* Data lines
- - - -

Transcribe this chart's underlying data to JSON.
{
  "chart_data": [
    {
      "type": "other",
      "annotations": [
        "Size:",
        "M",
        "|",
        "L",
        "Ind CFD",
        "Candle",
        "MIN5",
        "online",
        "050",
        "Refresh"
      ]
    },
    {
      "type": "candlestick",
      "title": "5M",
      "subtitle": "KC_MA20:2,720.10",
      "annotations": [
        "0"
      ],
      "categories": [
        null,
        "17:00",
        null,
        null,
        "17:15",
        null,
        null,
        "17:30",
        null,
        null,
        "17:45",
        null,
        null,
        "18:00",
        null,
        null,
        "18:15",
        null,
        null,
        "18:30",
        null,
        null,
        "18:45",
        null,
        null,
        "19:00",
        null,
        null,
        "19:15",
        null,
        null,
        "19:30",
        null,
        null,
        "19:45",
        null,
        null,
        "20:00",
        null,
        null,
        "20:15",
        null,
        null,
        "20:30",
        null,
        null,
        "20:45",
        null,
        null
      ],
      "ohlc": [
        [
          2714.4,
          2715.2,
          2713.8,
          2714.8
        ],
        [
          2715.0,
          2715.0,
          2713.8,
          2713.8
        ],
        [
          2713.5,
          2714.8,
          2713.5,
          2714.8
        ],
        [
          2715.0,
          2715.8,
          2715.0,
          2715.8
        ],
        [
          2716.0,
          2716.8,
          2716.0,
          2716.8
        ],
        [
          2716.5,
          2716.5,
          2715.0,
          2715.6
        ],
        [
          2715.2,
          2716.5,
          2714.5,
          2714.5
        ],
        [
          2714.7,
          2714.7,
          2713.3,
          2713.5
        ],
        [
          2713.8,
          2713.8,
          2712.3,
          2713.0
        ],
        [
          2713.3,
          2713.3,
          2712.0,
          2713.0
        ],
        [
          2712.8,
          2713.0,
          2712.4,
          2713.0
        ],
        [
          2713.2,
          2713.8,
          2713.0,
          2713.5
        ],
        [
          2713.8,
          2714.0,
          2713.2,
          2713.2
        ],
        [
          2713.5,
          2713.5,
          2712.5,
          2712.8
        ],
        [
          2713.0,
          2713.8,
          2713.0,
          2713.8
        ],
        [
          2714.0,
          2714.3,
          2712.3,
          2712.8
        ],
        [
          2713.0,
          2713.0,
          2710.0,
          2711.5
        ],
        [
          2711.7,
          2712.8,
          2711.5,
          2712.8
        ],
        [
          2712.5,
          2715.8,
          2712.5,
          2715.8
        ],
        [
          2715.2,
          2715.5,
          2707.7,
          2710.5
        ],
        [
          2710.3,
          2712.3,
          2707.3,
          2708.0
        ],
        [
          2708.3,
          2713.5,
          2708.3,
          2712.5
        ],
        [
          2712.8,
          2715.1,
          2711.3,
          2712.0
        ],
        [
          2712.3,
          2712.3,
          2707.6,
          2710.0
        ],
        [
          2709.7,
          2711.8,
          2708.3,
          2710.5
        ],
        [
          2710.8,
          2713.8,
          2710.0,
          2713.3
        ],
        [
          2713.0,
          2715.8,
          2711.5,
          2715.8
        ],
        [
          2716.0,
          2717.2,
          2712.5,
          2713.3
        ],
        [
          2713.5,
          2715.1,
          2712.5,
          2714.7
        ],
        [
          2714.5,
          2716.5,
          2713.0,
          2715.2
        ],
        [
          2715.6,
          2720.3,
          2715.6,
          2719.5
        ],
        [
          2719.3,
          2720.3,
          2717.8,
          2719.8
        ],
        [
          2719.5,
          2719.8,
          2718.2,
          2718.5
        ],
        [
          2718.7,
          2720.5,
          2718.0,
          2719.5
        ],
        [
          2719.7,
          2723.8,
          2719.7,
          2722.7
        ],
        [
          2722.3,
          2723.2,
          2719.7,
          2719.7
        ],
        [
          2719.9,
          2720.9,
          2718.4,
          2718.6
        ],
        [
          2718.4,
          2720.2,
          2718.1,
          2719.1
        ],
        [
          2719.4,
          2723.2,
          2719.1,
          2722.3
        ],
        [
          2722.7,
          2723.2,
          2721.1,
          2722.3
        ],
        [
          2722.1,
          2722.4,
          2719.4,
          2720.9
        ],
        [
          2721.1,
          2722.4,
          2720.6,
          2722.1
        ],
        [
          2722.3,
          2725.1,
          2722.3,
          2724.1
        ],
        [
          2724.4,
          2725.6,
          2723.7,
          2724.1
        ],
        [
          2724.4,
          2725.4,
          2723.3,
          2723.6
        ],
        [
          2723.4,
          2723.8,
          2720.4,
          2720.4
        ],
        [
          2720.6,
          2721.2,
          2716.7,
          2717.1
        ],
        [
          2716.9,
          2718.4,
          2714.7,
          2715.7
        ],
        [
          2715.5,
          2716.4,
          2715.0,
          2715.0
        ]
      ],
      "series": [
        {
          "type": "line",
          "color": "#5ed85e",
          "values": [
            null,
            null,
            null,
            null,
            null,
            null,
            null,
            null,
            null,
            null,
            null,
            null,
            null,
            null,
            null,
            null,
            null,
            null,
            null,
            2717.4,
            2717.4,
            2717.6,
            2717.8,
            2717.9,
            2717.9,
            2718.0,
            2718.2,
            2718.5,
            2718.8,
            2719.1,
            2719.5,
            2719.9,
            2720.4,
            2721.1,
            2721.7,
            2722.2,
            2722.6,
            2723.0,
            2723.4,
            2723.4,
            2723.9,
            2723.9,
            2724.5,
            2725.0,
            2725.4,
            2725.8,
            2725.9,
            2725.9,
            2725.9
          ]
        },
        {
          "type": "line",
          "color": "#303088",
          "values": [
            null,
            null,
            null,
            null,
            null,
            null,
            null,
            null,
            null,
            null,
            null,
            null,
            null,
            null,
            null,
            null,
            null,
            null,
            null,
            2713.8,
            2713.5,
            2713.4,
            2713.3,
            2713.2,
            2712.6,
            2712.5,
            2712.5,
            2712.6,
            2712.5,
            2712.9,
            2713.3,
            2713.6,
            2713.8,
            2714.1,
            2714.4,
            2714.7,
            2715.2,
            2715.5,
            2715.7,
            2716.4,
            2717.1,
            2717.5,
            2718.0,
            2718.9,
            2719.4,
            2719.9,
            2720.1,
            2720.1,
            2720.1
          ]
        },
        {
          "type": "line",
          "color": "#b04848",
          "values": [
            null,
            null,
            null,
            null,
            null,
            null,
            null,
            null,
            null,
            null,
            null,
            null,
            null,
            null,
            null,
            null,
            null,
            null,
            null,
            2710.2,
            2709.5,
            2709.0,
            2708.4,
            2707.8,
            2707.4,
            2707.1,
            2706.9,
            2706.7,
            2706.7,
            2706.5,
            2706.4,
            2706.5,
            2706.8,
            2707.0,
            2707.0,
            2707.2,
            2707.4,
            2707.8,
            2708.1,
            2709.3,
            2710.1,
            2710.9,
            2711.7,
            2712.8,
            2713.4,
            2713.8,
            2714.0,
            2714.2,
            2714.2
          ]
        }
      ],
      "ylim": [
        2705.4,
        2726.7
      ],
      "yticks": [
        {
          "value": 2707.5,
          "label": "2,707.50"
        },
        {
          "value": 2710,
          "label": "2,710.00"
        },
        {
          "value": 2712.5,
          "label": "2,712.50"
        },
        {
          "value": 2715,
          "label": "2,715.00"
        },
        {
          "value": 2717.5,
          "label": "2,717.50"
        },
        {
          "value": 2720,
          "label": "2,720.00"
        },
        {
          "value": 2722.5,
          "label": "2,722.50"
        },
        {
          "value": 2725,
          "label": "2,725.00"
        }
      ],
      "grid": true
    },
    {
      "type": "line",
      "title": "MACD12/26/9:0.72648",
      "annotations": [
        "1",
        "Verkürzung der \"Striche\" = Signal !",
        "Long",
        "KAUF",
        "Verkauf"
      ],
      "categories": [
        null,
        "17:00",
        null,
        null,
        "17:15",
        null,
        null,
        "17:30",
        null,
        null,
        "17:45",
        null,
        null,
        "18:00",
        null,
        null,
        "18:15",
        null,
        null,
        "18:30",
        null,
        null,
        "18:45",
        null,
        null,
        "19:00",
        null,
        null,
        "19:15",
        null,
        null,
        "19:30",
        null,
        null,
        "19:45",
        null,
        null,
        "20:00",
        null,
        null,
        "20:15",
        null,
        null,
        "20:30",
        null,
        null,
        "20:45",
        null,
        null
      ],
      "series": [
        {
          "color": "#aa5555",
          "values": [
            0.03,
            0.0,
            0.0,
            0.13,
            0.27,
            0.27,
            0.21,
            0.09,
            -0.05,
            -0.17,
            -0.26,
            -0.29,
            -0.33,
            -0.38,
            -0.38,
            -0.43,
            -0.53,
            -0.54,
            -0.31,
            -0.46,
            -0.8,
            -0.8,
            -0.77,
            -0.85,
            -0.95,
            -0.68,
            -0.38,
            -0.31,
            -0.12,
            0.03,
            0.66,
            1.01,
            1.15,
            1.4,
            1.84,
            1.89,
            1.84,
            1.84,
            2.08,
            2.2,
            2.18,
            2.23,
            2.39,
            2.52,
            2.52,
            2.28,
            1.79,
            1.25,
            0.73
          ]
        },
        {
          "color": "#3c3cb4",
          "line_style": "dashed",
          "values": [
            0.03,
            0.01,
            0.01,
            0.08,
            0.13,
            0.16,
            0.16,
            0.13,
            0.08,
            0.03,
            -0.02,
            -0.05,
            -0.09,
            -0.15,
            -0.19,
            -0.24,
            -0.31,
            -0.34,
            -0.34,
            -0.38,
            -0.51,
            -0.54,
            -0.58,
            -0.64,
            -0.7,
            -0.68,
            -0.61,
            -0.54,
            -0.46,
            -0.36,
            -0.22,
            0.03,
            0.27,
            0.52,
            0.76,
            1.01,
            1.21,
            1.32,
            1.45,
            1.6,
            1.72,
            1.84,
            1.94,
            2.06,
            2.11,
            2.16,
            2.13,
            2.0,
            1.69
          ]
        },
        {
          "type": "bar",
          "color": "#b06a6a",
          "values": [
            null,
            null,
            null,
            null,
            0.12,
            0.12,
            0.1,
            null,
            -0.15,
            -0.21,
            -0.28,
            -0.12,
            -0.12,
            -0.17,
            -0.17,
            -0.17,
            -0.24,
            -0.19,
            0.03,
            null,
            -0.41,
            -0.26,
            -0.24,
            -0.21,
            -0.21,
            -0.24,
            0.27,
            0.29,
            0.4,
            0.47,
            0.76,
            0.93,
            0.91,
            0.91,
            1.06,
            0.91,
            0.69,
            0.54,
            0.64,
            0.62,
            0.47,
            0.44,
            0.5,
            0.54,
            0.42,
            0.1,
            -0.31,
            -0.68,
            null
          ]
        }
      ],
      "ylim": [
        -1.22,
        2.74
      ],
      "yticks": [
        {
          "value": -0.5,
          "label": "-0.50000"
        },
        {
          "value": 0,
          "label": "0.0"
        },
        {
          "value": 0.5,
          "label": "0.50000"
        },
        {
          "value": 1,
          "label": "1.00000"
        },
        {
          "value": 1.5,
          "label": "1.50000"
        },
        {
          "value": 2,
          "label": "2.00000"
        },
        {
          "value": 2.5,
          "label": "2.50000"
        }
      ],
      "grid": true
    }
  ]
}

- - - -

* What this task involves
Of the lines above, how many hold the string "type"? Answer with only the number.

* Output below
7